▸ **Work required**
Copy every line of the data that includes the string "JSON".

▸ **Data extract**
━━━━━━━━━━━━━━━━━━━━
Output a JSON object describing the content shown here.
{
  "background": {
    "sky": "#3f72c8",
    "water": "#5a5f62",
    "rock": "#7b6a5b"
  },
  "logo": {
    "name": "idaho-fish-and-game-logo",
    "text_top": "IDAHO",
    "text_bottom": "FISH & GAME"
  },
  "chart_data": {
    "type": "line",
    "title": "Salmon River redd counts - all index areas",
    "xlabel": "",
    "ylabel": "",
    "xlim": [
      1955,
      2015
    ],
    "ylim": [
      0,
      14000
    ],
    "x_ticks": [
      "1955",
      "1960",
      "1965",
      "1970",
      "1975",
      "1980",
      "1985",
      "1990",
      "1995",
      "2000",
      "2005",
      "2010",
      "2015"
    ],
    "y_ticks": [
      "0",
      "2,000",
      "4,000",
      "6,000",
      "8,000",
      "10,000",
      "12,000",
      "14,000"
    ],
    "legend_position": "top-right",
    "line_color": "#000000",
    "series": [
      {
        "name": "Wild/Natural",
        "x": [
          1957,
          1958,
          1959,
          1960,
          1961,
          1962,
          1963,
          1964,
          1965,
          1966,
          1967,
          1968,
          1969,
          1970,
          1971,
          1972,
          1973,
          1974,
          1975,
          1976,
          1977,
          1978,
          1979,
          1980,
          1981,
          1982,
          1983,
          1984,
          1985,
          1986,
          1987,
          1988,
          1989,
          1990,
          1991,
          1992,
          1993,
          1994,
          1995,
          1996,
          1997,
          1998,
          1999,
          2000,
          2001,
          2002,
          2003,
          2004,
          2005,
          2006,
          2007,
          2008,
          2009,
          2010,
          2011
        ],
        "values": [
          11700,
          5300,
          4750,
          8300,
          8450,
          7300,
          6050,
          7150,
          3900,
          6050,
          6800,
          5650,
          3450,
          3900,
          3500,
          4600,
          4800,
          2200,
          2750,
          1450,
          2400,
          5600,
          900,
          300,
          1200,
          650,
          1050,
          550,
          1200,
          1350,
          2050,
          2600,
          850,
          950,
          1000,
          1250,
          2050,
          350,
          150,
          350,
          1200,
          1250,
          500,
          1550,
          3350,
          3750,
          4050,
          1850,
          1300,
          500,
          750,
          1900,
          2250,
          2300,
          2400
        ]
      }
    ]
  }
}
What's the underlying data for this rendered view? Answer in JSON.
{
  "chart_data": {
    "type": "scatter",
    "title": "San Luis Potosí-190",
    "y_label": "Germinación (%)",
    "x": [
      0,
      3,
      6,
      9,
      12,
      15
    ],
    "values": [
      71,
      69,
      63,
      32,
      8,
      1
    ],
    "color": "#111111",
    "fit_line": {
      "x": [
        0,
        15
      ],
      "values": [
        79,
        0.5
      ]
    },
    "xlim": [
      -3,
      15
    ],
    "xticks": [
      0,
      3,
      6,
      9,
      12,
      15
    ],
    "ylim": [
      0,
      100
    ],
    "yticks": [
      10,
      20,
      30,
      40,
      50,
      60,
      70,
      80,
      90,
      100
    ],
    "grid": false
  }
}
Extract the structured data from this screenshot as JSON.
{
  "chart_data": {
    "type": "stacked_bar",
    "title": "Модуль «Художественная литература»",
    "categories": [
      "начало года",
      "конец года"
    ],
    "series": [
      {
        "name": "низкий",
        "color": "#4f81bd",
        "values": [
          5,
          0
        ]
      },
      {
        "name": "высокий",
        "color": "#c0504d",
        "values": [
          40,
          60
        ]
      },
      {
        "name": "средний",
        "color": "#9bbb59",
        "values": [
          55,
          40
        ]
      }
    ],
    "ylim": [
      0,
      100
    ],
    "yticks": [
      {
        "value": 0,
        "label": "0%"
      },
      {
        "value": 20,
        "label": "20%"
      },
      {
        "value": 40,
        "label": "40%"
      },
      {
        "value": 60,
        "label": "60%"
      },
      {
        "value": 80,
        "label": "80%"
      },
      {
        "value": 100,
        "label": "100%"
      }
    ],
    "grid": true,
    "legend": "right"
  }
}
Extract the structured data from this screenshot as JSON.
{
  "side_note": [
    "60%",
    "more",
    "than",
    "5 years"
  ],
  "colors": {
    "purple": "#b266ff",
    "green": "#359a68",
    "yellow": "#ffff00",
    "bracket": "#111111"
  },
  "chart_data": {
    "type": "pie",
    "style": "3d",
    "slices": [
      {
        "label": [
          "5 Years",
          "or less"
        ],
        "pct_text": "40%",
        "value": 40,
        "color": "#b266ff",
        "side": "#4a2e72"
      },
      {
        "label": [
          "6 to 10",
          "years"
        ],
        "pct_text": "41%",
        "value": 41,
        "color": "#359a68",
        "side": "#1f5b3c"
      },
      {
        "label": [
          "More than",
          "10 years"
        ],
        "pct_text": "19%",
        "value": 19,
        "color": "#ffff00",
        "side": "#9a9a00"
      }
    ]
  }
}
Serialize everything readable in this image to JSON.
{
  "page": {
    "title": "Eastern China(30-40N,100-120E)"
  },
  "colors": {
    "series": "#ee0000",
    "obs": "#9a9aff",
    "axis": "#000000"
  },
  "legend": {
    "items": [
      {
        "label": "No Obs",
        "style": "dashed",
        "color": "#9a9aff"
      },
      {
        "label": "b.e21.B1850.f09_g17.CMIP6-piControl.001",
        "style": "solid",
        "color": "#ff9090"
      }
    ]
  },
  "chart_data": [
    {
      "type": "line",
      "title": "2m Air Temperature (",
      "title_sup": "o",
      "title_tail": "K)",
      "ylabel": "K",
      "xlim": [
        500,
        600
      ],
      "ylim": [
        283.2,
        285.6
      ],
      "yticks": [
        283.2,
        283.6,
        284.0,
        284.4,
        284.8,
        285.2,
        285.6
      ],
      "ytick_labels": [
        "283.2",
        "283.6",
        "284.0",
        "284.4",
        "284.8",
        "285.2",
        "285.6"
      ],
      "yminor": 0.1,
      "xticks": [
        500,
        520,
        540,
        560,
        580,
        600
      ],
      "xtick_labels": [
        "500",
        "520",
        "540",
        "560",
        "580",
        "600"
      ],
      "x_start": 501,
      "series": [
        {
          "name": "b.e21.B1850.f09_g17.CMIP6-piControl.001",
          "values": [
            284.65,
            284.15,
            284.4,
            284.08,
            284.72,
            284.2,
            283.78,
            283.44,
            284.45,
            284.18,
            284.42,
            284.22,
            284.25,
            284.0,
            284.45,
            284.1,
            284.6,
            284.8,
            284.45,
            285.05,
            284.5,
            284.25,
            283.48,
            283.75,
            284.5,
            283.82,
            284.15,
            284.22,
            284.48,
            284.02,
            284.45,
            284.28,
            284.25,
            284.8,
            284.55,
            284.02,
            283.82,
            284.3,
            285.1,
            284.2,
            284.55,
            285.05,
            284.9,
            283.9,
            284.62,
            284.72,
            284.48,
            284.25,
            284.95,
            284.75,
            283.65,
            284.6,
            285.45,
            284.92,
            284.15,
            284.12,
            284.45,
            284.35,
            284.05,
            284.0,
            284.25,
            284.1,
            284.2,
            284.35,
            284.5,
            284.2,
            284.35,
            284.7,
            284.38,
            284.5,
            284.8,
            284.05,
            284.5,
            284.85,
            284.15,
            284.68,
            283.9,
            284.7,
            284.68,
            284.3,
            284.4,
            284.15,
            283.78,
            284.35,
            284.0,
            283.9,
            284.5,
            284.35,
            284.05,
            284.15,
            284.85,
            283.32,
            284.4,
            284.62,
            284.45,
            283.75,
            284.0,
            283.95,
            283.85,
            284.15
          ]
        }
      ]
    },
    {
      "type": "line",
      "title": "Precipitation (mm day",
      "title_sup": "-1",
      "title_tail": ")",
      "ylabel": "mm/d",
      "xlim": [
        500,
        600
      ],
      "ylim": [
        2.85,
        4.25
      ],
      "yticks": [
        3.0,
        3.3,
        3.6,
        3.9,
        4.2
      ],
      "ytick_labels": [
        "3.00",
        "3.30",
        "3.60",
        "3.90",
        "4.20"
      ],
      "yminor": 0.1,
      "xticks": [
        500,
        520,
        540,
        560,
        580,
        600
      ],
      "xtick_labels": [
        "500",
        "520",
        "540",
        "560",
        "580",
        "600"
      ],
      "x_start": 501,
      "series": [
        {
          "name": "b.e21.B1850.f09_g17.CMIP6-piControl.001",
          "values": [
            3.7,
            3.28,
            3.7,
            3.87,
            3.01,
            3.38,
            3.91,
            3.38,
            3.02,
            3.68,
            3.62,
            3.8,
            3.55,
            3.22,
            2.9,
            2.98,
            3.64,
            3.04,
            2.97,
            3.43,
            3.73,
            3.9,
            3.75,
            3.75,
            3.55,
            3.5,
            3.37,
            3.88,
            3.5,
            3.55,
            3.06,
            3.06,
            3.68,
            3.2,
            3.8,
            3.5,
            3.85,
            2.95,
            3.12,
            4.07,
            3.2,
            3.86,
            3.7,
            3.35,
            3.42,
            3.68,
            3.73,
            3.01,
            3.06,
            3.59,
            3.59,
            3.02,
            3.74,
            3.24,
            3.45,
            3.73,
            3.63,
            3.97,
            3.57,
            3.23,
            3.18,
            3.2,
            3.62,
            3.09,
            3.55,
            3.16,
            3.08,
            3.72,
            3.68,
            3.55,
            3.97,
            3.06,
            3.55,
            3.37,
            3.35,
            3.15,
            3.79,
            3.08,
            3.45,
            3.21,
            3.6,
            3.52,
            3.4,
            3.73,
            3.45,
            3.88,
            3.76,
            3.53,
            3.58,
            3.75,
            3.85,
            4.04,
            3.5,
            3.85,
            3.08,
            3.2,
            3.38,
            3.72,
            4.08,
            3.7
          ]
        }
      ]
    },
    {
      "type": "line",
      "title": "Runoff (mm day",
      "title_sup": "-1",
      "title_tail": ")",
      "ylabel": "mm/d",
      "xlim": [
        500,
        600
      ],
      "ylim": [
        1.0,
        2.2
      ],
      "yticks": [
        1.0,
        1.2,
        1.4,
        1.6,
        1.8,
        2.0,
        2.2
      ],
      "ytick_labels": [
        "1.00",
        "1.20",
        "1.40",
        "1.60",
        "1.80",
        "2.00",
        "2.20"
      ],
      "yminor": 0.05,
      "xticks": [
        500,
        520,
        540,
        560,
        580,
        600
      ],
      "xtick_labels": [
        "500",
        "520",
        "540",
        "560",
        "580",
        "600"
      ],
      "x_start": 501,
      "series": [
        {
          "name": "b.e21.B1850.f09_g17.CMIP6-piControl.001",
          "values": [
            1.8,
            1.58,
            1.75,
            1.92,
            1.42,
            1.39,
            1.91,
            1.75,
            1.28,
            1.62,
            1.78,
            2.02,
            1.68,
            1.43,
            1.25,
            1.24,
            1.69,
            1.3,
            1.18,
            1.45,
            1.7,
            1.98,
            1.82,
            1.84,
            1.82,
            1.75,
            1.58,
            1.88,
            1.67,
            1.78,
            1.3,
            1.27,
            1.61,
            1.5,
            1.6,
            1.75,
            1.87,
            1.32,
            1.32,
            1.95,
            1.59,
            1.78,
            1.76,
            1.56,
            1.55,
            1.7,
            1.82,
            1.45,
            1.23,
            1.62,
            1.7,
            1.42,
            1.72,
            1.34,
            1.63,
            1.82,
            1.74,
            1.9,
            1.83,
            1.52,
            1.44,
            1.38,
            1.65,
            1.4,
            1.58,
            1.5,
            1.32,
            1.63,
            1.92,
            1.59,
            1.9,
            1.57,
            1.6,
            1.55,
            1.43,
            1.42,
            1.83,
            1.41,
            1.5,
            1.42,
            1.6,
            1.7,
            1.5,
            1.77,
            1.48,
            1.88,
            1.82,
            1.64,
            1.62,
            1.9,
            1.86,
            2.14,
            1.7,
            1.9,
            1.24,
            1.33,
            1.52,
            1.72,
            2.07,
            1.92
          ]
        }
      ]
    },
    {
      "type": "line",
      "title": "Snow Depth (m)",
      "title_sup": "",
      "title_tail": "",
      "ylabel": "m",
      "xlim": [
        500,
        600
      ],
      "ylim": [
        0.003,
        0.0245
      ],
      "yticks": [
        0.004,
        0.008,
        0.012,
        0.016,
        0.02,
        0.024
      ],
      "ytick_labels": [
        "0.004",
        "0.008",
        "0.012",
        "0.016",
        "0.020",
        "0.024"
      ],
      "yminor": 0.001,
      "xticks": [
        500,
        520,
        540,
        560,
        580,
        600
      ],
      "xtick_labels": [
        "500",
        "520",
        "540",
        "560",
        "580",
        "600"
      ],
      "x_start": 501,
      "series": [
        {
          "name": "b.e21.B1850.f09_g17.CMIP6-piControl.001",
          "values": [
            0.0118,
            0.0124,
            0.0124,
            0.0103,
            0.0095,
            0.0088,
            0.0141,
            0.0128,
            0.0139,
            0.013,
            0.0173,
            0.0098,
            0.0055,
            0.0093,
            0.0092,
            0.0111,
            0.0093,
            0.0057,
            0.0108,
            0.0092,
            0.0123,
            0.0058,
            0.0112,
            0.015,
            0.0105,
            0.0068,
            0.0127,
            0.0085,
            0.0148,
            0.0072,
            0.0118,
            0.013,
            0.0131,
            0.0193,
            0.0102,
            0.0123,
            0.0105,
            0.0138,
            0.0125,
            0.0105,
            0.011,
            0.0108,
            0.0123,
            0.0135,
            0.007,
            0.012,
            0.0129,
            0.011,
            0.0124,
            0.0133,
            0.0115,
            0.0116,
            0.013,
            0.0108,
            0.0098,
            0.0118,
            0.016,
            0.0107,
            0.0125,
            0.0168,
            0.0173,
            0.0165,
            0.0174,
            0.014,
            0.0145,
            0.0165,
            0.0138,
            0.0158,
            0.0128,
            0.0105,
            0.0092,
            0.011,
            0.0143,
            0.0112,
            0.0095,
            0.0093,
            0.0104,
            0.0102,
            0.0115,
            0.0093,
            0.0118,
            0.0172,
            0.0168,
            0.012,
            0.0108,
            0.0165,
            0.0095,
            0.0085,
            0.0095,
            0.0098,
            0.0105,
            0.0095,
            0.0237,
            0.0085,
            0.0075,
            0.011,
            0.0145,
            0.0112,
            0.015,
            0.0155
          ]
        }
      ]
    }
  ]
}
━━━━━━━━━━━━━━━━━━━━
▸ **Exercise response**
Output a JSON object describing the content shown here.
What's the underlying data for this rendered view? Answer in JSON.
Extract the structured data from this screenshot as JSON.
Extract the structured data from this screenshot as JSON.
Serialize everything readable in this image to JSON.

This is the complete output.